## What to produce
Make an exact copy of the data below, leaving out every picture.

--- start Records for processing ---

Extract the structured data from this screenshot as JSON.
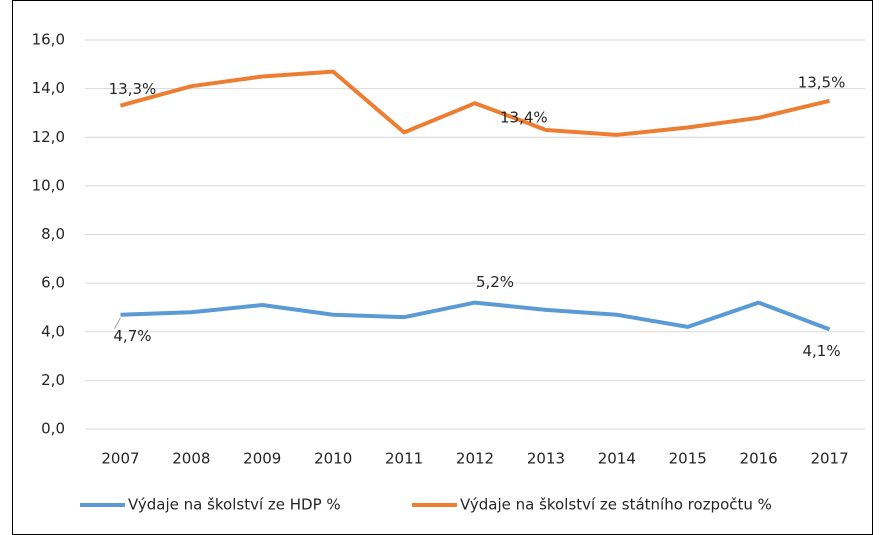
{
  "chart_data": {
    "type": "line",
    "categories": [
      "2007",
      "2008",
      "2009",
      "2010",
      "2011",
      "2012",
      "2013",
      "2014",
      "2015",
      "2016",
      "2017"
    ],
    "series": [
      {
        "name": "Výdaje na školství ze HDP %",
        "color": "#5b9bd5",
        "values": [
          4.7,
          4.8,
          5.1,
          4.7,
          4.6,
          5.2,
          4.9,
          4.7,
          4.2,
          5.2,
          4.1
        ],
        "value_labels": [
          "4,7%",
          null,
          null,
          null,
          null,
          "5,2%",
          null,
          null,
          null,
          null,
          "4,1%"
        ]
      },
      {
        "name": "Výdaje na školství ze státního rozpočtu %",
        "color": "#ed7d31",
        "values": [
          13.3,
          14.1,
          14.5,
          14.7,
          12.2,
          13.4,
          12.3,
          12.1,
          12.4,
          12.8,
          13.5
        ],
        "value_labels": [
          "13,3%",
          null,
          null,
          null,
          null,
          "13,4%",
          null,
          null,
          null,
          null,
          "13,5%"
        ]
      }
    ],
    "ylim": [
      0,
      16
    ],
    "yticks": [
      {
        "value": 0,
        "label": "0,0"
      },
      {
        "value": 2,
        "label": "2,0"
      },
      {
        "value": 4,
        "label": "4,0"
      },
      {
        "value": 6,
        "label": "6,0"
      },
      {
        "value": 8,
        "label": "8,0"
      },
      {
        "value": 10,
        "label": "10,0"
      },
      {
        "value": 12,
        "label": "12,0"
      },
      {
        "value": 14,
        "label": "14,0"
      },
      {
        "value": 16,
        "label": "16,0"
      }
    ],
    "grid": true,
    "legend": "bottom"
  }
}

--- end Records for processing ---

## Full response
Extract the structured data from this screenshot as JSON.
{
  "chart_data": {
    "type": "line",
    "categories": [
      "2007",
      "2008",
      "2009",
      "2010",
      "2011",
      "2012",
      "2013",
      "2014",
      "2015",
      "2016",
      "2017"
    ],
    "series": [
      {
        "name": "Výdaje na školství ze HDP %",
        "color": "#5b9bd5",
        "values": [
          4.7,
          4.8,
          5.1,
          4.7,
          4.6,
          5.2,
          4.9,
          4.7,
          4.2,
          5.2,
          4.1
        ],
        "value_labels": [
          "4,7%",
          null,
          null,
          null,
          null,
          "5,2%",
          null,
          null,
          null,
          null,
          "4,1%"
        ]
      },
      {
        "name": "Výdaje na školství ze státního rozpočtu %",
        "color": "#ed7d31",
        "values": [
          13.3,
          14.1,
          14.5,
          14.7,
          12.2,
          13.4,
          12.3,
          12.1,
          12.4,
          12.8,
          13.5
        ],
        "value_labels": [
          "13,3%",
          null,
          null,
          null,
          null,
          "13,4%",
          null,
          null,
          null,
          null,
          "13,5%"
        ]
      }
    ],
    "ylim": [
      0,
      16
    ],
    "yticks": [
      {
        "value": 0,
        "label": "0,0"
      },
      {
        "value": 2,
        "label": "2,0"
      },
      {
        "value": 4,
        "label": "4,0"
      },
      {
        "value": 6,
        "label": "6,0"
      },
      {
        "value": 8,
        "label": "8,0"
      },
      {
        "value": 10,
        "label": "10,0"
      },
      {
        "value": 12,
        "label": "12,0"
      },
      {
        "value": 14,
        "label": "14,0"
      },
      {
        "value": 16,
        "label": "16,0"
      }
    ],
    "grid": true,
    "legend": "bottom"
  }
}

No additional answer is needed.